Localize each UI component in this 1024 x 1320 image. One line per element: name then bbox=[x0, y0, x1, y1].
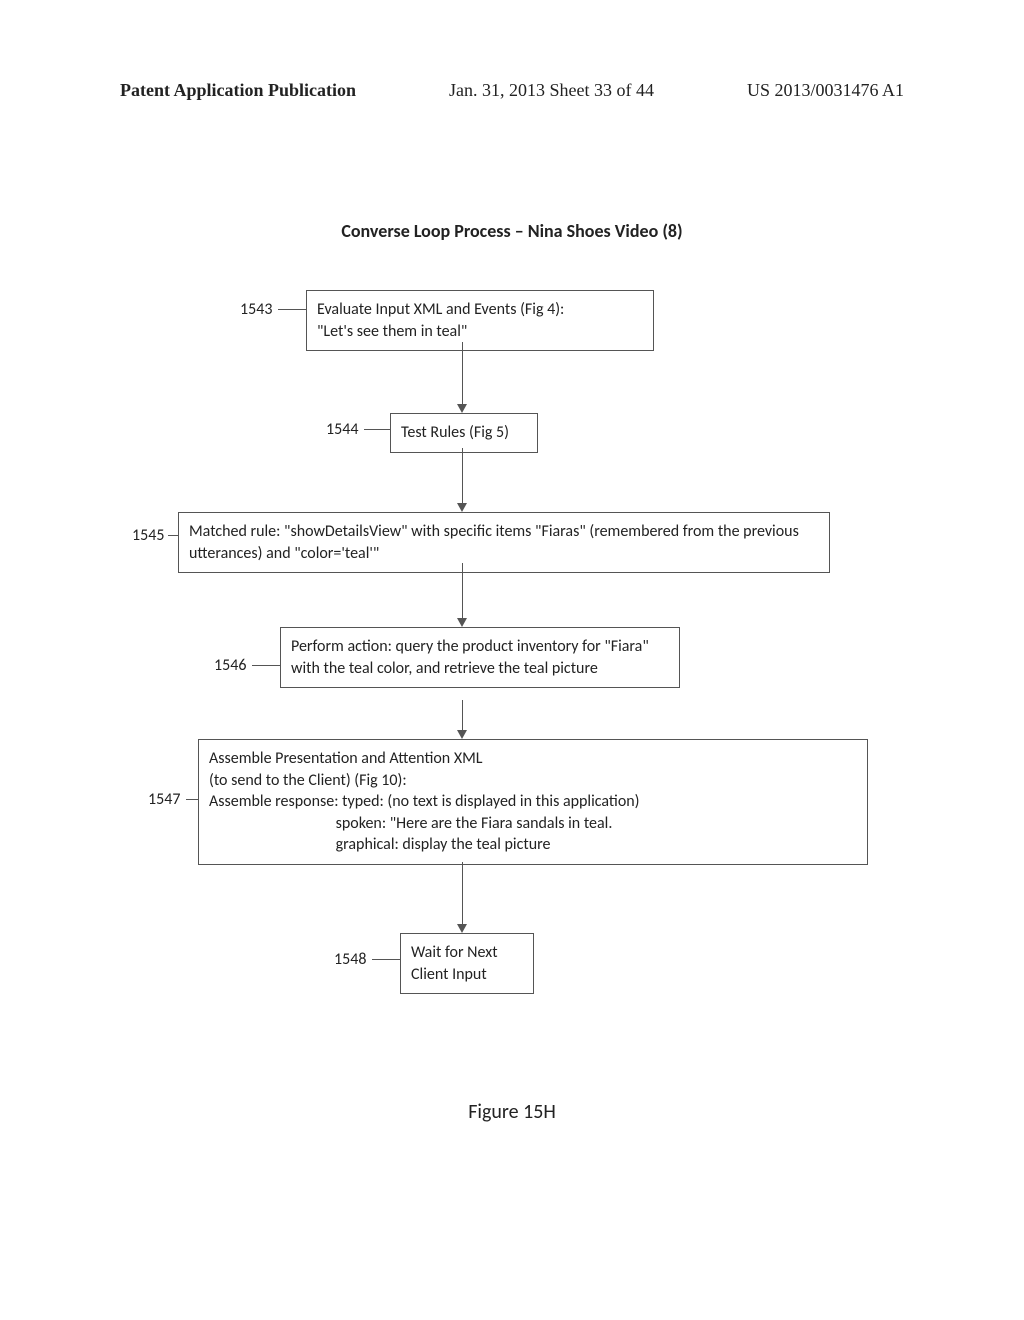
leader-line-1547 bbox=[186, 799, 198, 800]
flow-ref-1546: 1546 bbox=[214, 656, 246, 675]
flow-ref-1548: 1548 bbox=[334, 950, 366, 969]
arrow-head-icon bbox=[457, 730, 467, 739]
leader-line-1546 bbox=[252, 665, 280, 666]
flow-arrow bbox=[462, 342, 463, 404]
figure-caption: Figure 15H bbox=[0, 1100, 1024, 1124]
flow-ref-1547: 1547 bbox=[148, 790, 180, 809]
diagram-title: Converse Loop Process – Nina Shoes Video… bbox=[0, 220, 1024, 242]
flow-box-1545: Matched rule: "showDetailsView" with spe… bbox=[178, 512, 830, 573]
header-center: Jan. 31, 2013 Sheet 33 of 44 bbox=[449, 80, 654, 101]
flow-arrow bbox=[462, 563, 463, 618]
arrow-head-icon bbox=[457, 618, 467, 627]
header-right: US 2013/0031476 A1 bbox=[747, 80, 904, 101]
page-header: Patent Application Publication Jan. 31, … bbox=[120, 80, 904, 101]
header-left: Patent Application Publication bbox=[120, 80, 356, 101]
flow-ref-1543: 1543 bbox=[240, 300, 272, 319]
flow-arrow bbox=[462, 700, 463, 730]
flow-arrow bbox=[462, 862, 463, 924]
flow-box-1548: Wait for Next Client Input bbox=[400, 933, 534, 994]
leader-line-1545 bbox=[168, 535, 178, 536]
flow-box-1546: Perform action: query the product invent… bbox=[280, 627, 680, 688]
leader-line-1548 bbox=[372, 959, 400, 960]
leader-line-1544 bbox=[364, 429, 390, 430]
flow-box-1544: Test Rules (Fig 5) bbox=[390, 413, 538, 453]
leader-line-1543 bbox=[278, 309, 306, 310]
arrow-head-icon bbox=[457, 404, 467, 413]
arrow-head-icon bbox=[457, 503, 467, 512]
flow-box-1547: Assemble Presentation and Attention XML … bbox=[198, 739, 868, 865]
flow-ref-1544: 1544 bbox=[326, 420, 358, 439]
flow-ref-1545: 1545 bbox=[132, 526, 164, 545]
flow-box-1543: Evaluate Input XML and Events (Fig 4): "… bbox=[306, 290, 654, 351]
flow-arrow bbox=[462, 448, 463, 503]
arrow-head-icon bbox=[457, 924, 467, 933]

» **EXERCISE AIM**
Gather every line of the listing above that contains the string "Publication", and copy each one in full.

» **CORRECT OUTPUT**
page-header: Patent Application Publication Jan. 31, … bbox=[120, 80, 904, 101]
header-left: Patent Application Publication bbox=[120, 80, 356, 101]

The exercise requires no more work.